Problem
Using the data below, repeat all of it precisely.

Records to process
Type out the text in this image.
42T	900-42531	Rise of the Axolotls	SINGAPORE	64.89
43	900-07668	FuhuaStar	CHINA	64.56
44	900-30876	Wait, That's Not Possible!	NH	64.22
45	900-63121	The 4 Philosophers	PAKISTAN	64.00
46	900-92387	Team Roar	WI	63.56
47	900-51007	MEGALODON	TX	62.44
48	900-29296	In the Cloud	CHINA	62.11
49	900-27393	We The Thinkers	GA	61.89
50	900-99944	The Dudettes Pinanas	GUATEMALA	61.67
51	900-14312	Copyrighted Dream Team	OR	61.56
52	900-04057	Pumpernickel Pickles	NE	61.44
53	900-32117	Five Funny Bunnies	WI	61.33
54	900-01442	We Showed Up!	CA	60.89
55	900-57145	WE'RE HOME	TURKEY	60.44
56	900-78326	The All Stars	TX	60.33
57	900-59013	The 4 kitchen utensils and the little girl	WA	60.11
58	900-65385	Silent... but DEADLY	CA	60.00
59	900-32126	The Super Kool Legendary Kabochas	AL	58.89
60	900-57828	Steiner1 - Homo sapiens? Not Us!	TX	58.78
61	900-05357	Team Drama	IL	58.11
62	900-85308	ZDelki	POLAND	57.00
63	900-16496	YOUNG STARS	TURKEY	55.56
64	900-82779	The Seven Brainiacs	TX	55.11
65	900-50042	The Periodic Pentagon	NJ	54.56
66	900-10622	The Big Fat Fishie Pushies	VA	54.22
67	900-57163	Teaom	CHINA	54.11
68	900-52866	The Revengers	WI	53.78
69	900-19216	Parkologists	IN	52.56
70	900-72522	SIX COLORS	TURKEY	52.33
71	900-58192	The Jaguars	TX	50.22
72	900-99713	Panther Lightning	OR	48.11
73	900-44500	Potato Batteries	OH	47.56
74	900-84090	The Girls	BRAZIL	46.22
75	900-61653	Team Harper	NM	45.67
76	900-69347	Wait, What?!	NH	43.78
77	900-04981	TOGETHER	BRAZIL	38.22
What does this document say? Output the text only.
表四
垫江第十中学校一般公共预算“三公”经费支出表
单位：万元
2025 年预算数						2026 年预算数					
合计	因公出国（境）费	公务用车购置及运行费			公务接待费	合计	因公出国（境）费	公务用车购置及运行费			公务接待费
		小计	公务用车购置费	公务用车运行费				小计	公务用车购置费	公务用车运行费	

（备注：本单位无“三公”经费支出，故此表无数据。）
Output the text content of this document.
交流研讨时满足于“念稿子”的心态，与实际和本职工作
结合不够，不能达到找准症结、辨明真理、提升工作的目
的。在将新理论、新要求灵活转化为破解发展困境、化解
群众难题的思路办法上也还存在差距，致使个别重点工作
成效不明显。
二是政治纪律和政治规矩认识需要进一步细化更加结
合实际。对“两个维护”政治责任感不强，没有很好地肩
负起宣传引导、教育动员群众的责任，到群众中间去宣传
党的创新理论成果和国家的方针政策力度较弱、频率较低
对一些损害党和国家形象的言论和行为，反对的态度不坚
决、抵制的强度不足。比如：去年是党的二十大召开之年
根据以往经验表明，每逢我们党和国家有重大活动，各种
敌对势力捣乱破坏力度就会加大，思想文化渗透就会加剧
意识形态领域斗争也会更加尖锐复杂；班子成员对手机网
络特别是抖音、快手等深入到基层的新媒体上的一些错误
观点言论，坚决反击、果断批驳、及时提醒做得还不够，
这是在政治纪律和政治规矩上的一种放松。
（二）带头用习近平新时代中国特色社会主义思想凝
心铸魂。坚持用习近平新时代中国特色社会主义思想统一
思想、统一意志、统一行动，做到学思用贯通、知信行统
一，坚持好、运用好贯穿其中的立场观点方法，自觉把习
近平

Finished exercise
Type out the text in this image.
42T	900-42531	Rise of the Axolotls	SINGAPORE	64.89
43	900-07668	FuhuaStar	CHINA	64.56
44	900-30876	Wait, That's Not Possible!	NH	64.22
45	900-63121	The 4 Philosophers	PAKISTAN	64.00
46	900-92387	Team Roar	WI	63.56
47	900-51007	MEGALODON	TX	62.44
48	900-29296	In the Cloud	CHINA	62.11
49	900-27393	We The Thinkers	GA	61.89
50	900-99944	The Dudettes Pinanas	GUATEMALA	61.67
51	900-14312	Copyrighted Dream Team	OR	61.56
52	900-04057	Pumpernickel Pickles	NE	61.44
53	900-32117	Five Funny Bunnies	WI	61.33
54	900-01442	We Showed Up!	CA	60.89
55	900-57145	WE'RE HOME	TURKEY	60.44
56	900-78326	The All Stars	TX	60.33
57	900-59013	The 4 kitchen utensils and the little girl	WA	60.11
58	900-65385	Silent... but DEADLY	CA	60.00
59	900-32126	The Super Kool Legendary Kabochas	AL	58.89
60	900-57828	Steiner1 - Homo sapiens? Not Us!	TX	58.78
61	900-05357	Team Drama	IL	58.11
62	900-85308	ZDelki	POLAND	57.00
63	900-16496	YOUNG STARS	TURKEY	55.56
64	900-82779	The Seven Brainiacs	TX	55.11
65	900-50042	The Periodic Pentagon	NJ	54.56
66	900-10622	The Big Fat Fishie Pushies	VA	54.22
67	900-57163	Teaom	CHINA	54.11
68	900-52866	The Revengers	WI	53.78
69	900-19216	Parkologists	IN	52.56
70	900-72522	SIX COLORS	TURKEY	52.33
71	900-58192	The Jaguars	TX	50.22
72	900-99713	Panther Lightning	OR	48.11
73	900-44500	Potato Batteries	OH	47.56
74	900-84090	The Girls	BRAZIL	46.22
75	900-61653	Team Harper	NM	45.67
76	900-69347	Wait, What?!	NH	43.78
77	900-04981	TOGETHER	BRAZIL	38.22
What does this document say? Output the text only.
表四
垫江第十中学校一般公共预算“三公”经费支出表
单位：万元
2025 年预算数						2026 年预算数					
合计	因公出国（境）费	公务用车购置及运行费			公务接待费	合计	因公出国（境）费	公务用车购置及运行费			公务接待费
		小计	公务用车购置费	公务用车运行费				小计	公务用车购置费	公务用车运行费	

（备注：本单位无“三公”经费支出，故此表无数据。）
Output the text content of this document.
交流研讨时满足于“念稿子”的心态，与实际和本职工作
结合不够，不能达到找准症结、辨明真理、提升工作的目
的。在将新理论、新要求灵活转化为破解发展困境、化解
群众难题的思路办法上也还存在差距，致使个别重点工作
成效不明显。
二是政治纪律和政治规矩认识需要进一步细化更加结
合实际。对“两个维护”政治责任感不强，没有很好地肩
负起宣传引导、教育动员群众的责任，到群众中间去宣传
党的创新理论成果和国家的方针政策力度较弱、频率较低
对一些损害党和国家形象的言论和行为，反对的态度不坚
决、抵制的强度不足。比如：去年是党的二十大召开之年
根据以往经验表明，每逢我们党和国家有重大活动，各种
敌对势力捣乱破坏力度就会加大，思想文化渗透就会加剧
意识形态领域斗争也会更加尖锐复杂；班子成员对手机网
络特别是抖音、快手等深入到基层的新媒体上的一些错误
观点言论，坚决反击、果断批驳、及时提醒做得还不够，
这是在政治纪律和政治规矩上的一种放松。
（二）带头用习近平新时代中国特色社会主义思想凝
心铸魂。坚持用习近平新时代中国特色社会主义思想统一
思想、统一意志、统一行动，做到学思用贯通、知信行统
一，坚持好、运用好贯穿其中的立场观点方法，自觉把习
近平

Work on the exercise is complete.